### [What this task involves]
The data below needs to be returned exactly, line for line.

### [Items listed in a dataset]
-------------------------

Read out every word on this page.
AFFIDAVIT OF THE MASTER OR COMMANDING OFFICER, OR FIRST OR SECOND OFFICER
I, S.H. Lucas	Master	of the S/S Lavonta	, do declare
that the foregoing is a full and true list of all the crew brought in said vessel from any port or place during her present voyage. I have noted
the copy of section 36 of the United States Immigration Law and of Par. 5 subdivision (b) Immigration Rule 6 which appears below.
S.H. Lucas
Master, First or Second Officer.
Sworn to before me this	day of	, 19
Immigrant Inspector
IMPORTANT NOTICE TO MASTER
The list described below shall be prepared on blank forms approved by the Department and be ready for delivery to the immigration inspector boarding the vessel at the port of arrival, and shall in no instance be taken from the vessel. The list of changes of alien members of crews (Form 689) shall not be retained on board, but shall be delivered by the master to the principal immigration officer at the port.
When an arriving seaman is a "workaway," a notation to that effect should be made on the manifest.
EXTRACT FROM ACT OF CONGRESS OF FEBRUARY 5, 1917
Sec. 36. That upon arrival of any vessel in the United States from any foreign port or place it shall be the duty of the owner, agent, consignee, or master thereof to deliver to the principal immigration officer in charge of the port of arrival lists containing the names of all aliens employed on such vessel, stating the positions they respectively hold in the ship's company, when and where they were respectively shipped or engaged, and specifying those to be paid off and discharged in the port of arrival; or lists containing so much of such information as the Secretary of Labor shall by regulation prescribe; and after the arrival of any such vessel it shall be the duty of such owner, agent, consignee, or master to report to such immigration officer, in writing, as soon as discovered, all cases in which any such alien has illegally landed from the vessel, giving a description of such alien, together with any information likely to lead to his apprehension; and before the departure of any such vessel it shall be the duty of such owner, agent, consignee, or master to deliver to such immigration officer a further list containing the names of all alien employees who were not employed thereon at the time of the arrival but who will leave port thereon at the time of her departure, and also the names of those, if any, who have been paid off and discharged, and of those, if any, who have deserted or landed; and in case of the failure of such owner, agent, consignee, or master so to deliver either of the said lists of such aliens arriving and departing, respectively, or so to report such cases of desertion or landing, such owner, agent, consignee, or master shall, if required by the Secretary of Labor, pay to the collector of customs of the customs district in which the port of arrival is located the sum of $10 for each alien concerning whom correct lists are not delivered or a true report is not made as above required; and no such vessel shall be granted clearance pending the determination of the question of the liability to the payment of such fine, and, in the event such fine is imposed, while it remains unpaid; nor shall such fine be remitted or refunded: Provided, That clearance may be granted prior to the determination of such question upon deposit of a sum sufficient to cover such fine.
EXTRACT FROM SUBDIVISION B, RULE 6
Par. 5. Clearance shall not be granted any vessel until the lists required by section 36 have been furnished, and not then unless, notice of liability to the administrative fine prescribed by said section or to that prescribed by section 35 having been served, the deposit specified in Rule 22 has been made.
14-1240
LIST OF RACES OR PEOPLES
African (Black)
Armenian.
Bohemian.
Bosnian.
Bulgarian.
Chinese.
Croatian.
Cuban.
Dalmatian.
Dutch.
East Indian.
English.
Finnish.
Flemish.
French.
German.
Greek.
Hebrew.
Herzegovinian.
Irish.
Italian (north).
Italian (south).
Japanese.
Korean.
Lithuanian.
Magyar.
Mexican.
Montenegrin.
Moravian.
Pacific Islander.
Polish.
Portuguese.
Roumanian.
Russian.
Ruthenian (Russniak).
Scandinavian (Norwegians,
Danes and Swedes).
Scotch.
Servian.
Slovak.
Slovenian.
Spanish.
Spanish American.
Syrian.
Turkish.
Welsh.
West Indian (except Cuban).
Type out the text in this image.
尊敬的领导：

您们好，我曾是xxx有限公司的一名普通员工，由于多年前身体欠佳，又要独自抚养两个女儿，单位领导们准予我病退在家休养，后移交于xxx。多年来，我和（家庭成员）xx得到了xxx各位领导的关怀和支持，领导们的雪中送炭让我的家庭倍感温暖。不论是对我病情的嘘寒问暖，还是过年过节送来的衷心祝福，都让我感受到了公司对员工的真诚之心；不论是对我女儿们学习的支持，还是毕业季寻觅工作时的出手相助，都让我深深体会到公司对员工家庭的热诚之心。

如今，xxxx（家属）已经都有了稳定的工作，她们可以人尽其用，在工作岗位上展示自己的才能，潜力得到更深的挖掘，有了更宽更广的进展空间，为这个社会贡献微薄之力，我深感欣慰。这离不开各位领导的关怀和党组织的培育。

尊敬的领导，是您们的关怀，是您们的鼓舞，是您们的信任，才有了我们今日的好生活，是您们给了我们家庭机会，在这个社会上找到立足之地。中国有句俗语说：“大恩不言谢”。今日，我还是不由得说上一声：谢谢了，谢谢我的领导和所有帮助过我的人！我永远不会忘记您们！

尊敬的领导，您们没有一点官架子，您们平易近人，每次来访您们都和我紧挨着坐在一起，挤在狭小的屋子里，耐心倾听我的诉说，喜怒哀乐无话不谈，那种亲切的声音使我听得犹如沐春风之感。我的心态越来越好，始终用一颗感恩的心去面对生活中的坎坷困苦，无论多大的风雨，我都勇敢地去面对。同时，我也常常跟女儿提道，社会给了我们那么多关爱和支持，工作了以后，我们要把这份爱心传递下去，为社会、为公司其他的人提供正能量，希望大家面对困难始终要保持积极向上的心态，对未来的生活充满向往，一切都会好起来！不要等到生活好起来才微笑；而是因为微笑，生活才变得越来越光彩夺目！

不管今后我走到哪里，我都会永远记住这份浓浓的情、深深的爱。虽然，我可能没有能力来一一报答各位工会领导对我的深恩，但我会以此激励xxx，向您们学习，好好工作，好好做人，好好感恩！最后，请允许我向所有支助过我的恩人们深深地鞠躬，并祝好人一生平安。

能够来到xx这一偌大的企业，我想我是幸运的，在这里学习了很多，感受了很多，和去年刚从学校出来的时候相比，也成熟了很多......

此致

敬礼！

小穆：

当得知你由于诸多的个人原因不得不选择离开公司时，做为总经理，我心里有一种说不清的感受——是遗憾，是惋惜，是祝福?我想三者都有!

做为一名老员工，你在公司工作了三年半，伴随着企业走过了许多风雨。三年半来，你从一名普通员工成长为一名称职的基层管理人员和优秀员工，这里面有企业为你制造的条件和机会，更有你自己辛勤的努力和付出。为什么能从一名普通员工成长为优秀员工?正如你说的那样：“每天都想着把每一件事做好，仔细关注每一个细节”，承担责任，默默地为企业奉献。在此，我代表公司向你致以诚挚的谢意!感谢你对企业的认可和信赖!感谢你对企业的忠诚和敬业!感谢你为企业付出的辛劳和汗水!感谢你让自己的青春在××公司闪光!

-------------------------

### [Answer to the exercise]
Read out every word on this page.
AFFIDAVIT OF THE MASTER OR COMMANDING OFFICER, OR FIRST OR SECOND OFFICER
I, S.H. Lucas	Master	of the S/S Lavonta	, do declare
that the foregoing is a full and true list of all the crew brought in said vessel from any port or place during her present voyage. I have noted
the copy of section 36 of the United States Immigration Law and of Par. 5 subdivision (b) Immigration Rule 6 which appears below.
S.H. Lucas
Master, First or Second Officer.
Sworn to before me this	day of	, 19
Immigrant Inspector
IMPORTANT NOTICE TO MASTER
The list described below shall be prepared on blank forms approved by the Department and be ready for delivery to the immigration inspector boarding the vessel at the port of arrival, and shall in no instance be taken from the vessel. The list of changes of alien members of crews (Form 689) shall not be retained on board, but shall be delivered by the master to the principal immigration officer at the port.
When an arriving seaman is a "workaway," a notation to that effect should be made on the manifest.
EXTRACT FROM ACT OF CONGRESS OF FEBRUARY 5, 1917
Sec. 36. That upon arrival of any vessel in the United States from any foreign port or place it shall be the duty of the owner, agent, consignee, or master thereof to deliver to the principal immigration officer in charge of the port of arrival lists containing the names of all aliens employed on such vessel, stating the positions they respectively hold in the ship's company, when and where they were respectively shipped or engaged, and specifying those to be paid off and discharged in the port of arrival; or lists containing so much of such information as the Secretary of Labor shall by regulation prescribe; and after the arrival of any such vessel it shall be the duty of such owner, agent, consignee, or master to report to such immigration officer, in writing, as soon as discovered, all cases in which any such alien has illegally landed from the vessel, giving a description of such alien, together with any information likely to lead to his apprehension; and before the departure of any such vessel it shall be the duty of such owner, agent, consignee, or master to deliver to such immigration officer a further list containing the names of all alien employees who were not employed thereon at the time of the arrival but who will leave port thereon at the time of her departure, and also the names of those, if any, who have been paid off and discharged, and of those, if any, who have deserted or landed; and in case of the failure of such owner, agent, consignee, or master so to deliver either of the said lists of such aliens arriving and departing, respectively, or so to report such cases of desertion or landing, such owner, agent, consignee, or master shall, if required by the Secretary of Labor, pay to the collector of customs of the customs district in which the port of arrival is located the sum of $10 for each alien concerning whom correct lists are not delivered or a true report is not made as above required; and no such vessel shall be granted clearance pending the determination of the question of the liability to the payment of such fine, and, in the event such fine is imposed, while it remains unpaid; nor shall such fine be remitted or refunded: Provided, That clearance may be granted prior to the determination of such question upon deposit of a sum sufficient to cover such fine.
EXTRACT FROM SUBDIVISION B, RULE 6
Par. 5. Clearance shall not be granted any vessel until the lists required by section 36 have been furnished, and not then unless, notice of liability to the administrative fine prescribed by said section or to that prescribed by section 35 having been served, the deposit specified in Rule 22 has been made.
14-1240
LIST OF RACES OR PEOPLES
African (Black)
Armenian.
Bohemian.
Bosnian.
Bulgarian.
Chinese.
Croatian.
Cuban.
Dalmatian.
Dutch.
East Indian.
English.
Finnish.
Flemish.
French.
German.
Greek.
Hebrew.
Herzegovinian.
Irish.
Italian (north).
Italian (south).
Japanese.
Korean.
Lithuanian.
Magyar.
Mexican.
Montenegrin.
Moravian.
Pacific Islander.
Polish.
Portuguese.
Roumanian.
Russian.
Ruthenian (Russniak).
Scandinavian (Norwegians,
Danes and Swedes).
Scotch.
Servian.
Slovak.
Slovenian.
Spanish.
Spanish American.
Syrian.
Turkish.
Welsh.
West Indian (except Cuban).
Type out the text in this image.
尊敬的领导：

您们好，我曾是xxx有限公司的一名普通员工，由于多年前身体欠佳，又要独自抚养两个女儿，单位领导们准予我病退在家休养，后移交于xxx。多年来，我和（家庭成员）xx得到了xxx各位领导的关怀和支持，领导们的雪中送炭让我的家庭倍感温暖。不论是对我病情的嘘寒问暖，还是过年过节送来的衷心祝福，都让我感受到了公司对员工的真诚之心；不论是对我女儿们学习的支持，还是毕业季寻觅工作时的出手相助，都让我深深体会到公司对员工家庭的热诚之心。

如今，xxxx（家属）已经都有了稳定的工作，她们可以人尽其用，在工作岗位上展示自己的才能，潜力得到更深的挖掘，有了更宽更广的进展空间，为这个社会贡献微薄之力，我深感欣慰。这离不开各位领导的关怀和党组织的培育。

尊敬的领导，是您们的关怀，是您们的鼓舞，是您们的信任，才有了我们今日的好生活，是您们给了我们家庭机会，在这个社会上找到立足之地。中国有句俗语说：“大恩不言谢”。今日，我还是不由得说上一声：谢谢了，谢谢我的领导和所有帮助过我的人！我永远不会忘记您们！

尊敬的领导，您们没有一点官架子，您们平易近人，每次来访您们都和我紧挨着坐在一起，挤在狭小的屋子里，耐心倾听我的诉说，喜怒哀乐无话不谈，那种亲切的声音使我听得犹如沐春风之感。我的心态越来越好，始终用一颗感恩的心去面对生活中的坎坷困苦，无论多大的风雨，我都勇敢地去面对。同时，我也常常跟女儿提道，社会给了我们那么多关爱和支持，工作了以后，我们要把这份爱心传递下去，为社会、为公司其他的人提供正能量，希望大家面对困难始终要保持积极向上的心态，对未来的生活充满向往，一切都会好起来！不要等到生活好起来才微笑；而是因为微笑，生活才变得越来越光彩夺目！

不管今后我走到哪里，我都会永远记住这份浓浓的情、深深的爱。虽然，我可能没有能力来一一报答各位工会领导对我的深恩，但我会以此激励xxx，向您们学习，好好工作，好好做人，好好感恩！最后，请允许我向所有支助过我的恩人们深深地鞠躬，并祝好人一生平安。

能够来到xx这一偌大的企业，我想我是幸运的，在这里学习了很多，感受了很多，和去年刚从学校出来的时候相比，也成熟了很多......

此致

敬礼！

小穆：

当得知你由于诸多的个人原因不得不选择离开公司时，做为总经理，我心里有一种说不清的感受——是遗憾，是惋惜，是祝福?我想三者都有!

做为一名老员工，你在公司工作了三年半，伴随着企业走过了许多风雨。三年半来，你从一名普通员工成长为一名称职的基层管理人员和优秀员工，这里面有企业为你制造的条件和机会，更有你自己辛勤的努力和付出。为什么能从一名普通员工成长为优秀员工?正如你说的那样：“每天都想着把每一件事做好，仔细关注每一个细节”，承担责任，默默地为企业奉献。在此，我代表公司向你致以诚挚的谢意!感谢你对企业的认可和信赖!感谢你对企业的忠诚和敬业!感谢你为企业付出的辛劳和汗水!感谢你让自己的青春在××公司闪光!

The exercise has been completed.